Your task :: In the listing that follows, count each line containing the string "басс" and report only the count.

Record extracts ::

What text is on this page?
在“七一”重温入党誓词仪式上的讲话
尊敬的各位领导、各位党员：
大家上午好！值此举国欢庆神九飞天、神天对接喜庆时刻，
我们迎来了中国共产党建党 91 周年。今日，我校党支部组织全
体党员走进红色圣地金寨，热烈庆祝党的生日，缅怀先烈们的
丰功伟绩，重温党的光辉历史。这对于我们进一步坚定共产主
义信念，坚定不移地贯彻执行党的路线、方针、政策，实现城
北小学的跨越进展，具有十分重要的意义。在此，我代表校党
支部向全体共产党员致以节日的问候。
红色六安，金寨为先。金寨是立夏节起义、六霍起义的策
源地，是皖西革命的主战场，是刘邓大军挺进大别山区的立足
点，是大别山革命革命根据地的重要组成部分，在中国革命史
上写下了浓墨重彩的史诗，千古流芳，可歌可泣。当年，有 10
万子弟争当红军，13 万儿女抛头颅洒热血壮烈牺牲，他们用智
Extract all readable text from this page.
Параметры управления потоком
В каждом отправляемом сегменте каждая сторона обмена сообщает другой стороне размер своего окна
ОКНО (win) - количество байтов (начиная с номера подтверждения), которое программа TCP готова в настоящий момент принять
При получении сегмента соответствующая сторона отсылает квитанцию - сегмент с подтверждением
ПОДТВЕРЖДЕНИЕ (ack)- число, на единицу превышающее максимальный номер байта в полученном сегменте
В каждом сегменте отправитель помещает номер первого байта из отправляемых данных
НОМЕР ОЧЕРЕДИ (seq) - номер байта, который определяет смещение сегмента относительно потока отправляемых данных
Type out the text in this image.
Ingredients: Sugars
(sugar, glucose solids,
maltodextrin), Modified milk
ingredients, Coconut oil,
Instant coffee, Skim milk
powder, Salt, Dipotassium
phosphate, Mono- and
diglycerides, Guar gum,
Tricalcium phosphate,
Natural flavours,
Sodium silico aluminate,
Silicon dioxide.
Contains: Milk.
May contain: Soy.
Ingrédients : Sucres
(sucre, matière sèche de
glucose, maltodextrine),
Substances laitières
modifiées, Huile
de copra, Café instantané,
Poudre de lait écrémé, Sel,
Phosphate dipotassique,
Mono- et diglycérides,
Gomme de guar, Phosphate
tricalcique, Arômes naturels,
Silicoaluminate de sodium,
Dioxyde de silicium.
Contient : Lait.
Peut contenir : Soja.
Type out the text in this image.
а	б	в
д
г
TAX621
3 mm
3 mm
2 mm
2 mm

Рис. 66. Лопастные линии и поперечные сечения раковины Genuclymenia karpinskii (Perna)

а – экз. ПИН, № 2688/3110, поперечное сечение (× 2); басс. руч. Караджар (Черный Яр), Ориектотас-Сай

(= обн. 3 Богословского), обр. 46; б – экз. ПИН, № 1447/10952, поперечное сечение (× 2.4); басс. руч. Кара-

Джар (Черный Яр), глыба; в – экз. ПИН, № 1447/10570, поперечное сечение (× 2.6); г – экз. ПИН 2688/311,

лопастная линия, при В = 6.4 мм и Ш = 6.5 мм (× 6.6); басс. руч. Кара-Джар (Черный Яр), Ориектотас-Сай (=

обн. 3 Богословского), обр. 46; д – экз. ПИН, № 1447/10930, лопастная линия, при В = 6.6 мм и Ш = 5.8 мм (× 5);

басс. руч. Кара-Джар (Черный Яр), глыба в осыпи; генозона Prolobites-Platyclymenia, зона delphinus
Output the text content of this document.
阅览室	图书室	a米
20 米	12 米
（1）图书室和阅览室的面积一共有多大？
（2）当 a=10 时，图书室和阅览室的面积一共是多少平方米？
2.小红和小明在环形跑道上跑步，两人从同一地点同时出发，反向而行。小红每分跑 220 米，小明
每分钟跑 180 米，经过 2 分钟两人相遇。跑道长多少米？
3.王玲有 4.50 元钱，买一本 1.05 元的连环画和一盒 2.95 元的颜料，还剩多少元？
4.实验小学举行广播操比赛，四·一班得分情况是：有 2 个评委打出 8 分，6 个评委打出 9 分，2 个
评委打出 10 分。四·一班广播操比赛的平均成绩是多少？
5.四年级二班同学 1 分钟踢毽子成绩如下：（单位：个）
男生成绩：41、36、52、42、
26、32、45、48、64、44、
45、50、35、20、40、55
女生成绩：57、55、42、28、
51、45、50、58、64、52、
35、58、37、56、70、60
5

Exercise solution :: 4